Task directions: Select the lines below containing the word "selection".

-- Start of Provided information --

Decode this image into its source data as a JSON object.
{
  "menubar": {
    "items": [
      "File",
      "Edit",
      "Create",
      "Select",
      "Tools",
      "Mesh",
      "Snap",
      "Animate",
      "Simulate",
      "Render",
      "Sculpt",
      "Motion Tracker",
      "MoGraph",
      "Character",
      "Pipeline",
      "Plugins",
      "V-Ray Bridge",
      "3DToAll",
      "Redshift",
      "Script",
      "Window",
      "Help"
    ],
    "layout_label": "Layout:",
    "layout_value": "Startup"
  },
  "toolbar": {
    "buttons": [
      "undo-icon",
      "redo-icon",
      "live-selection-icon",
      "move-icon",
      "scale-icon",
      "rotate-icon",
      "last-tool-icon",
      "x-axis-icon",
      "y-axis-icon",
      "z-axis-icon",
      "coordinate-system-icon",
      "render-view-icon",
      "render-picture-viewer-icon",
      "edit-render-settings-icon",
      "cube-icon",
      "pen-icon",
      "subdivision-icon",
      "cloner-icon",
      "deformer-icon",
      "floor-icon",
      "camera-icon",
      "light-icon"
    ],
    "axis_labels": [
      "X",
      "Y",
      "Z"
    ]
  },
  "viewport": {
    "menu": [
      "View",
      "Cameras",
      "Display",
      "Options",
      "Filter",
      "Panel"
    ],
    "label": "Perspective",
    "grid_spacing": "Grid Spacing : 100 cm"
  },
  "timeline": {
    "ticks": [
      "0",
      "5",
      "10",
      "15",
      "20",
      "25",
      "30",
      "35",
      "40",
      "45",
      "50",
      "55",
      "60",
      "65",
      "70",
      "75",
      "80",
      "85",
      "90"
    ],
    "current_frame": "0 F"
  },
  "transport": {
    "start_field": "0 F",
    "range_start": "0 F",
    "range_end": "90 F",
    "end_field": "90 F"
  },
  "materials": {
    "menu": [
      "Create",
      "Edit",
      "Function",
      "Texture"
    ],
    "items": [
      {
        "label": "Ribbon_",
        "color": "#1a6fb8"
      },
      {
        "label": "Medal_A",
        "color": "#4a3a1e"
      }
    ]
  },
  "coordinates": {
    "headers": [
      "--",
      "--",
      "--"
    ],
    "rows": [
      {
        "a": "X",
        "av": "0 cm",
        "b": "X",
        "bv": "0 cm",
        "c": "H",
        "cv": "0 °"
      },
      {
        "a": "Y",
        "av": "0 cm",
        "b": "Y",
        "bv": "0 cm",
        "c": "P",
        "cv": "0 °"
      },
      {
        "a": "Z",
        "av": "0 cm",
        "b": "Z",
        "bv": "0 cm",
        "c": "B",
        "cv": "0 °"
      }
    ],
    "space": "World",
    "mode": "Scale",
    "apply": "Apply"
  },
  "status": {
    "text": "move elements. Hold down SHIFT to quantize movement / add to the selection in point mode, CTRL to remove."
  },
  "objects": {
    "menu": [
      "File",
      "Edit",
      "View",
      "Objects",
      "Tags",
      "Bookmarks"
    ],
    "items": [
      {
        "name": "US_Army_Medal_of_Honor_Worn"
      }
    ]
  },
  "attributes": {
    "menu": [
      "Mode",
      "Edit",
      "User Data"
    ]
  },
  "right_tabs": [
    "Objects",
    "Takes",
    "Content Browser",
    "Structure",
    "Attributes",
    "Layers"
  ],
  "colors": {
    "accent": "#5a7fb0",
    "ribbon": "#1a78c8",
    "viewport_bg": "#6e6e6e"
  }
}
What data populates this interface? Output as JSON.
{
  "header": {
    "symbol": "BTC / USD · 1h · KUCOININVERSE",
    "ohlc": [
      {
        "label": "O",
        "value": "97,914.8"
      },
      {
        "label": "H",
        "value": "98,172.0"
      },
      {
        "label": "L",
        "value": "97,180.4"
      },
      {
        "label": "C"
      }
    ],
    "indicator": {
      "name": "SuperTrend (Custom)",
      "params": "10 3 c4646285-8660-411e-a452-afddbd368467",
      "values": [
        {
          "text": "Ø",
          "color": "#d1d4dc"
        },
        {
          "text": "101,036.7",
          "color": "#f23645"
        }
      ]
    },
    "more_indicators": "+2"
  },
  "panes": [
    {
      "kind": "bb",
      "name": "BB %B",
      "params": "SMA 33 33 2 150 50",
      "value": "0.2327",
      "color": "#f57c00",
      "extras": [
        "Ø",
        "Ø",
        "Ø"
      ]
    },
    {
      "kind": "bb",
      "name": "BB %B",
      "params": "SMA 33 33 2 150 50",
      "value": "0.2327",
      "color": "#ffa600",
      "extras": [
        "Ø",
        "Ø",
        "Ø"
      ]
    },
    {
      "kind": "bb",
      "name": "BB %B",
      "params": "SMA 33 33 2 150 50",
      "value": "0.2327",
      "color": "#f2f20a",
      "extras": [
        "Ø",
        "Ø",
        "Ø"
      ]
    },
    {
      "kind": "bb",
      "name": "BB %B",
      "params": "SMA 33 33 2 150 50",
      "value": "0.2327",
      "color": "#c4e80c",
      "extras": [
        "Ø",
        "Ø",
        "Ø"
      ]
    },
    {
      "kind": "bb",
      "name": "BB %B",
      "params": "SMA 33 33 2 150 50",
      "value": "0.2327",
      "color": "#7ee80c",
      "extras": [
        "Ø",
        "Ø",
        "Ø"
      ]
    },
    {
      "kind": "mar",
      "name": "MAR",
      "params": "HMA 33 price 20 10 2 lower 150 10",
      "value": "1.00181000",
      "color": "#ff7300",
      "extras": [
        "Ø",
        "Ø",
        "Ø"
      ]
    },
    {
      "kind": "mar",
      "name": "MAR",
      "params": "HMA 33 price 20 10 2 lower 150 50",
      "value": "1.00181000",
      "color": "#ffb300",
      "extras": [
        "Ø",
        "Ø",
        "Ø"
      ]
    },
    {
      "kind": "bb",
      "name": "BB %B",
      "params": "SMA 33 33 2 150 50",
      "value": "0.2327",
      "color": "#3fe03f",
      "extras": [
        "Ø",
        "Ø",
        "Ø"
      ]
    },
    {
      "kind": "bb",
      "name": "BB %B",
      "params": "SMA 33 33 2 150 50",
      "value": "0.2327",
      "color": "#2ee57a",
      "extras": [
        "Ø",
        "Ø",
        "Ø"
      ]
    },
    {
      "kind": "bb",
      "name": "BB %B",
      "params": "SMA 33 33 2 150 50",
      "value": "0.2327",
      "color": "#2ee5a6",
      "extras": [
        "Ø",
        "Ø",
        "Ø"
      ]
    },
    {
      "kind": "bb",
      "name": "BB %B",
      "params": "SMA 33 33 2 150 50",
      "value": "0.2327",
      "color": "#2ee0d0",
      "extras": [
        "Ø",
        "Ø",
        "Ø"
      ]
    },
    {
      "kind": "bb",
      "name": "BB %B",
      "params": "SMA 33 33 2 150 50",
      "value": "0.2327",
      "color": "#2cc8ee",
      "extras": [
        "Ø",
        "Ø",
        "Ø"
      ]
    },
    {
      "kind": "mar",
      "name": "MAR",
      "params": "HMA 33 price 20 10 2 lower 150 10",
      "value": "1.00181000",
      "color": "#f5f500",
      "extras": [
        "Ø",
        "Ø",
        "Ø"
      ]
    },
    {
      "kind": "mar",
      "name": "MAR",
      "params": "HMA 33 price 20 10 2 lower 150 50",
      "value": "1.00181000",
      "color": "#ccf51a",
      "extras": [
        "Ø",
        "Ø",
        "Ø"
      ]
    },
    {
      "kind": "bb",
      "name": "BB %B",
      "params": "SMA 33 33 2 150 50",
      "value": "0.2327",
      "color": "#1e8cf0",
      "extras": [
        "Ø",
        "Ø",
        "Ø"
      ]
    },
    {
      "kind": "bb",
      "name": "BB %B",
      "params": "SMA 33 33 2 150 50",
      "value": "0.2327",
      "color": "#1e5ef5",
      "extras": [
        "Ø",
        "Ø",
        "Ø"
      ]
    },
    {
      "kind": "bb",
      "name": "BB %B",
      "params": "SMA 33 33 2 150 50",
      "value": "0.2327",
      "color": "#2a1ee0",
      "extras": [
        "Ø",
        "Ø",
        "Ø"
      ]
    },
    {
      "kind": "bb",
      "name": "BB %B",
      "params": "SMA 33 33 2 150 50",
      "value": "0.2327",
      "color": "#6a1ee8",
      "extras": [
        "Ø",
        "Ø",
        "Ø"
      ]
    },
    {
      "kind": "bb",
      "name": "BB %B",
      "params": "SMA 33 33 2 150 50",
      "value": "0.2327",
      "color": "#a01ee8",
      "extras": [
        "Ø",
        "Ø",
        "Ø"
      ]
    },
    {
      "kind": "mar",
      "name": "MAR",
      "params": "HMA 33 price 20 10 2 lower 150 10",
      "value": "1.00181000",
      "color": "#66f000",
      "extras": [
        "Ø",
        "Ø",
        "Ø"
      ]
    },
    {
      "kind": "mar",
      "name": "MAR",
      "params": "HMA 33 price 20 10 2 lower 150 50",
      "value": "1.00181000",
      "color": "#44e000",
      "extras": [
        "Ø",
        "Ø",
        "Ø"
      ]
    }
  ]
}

-- End of Provided information --

Result of the exercise:
      "live-selection-icon",
    "text": "move elements. Hold down SHIFT to quantize movement / add to the selection in point mode, CTRL to remove."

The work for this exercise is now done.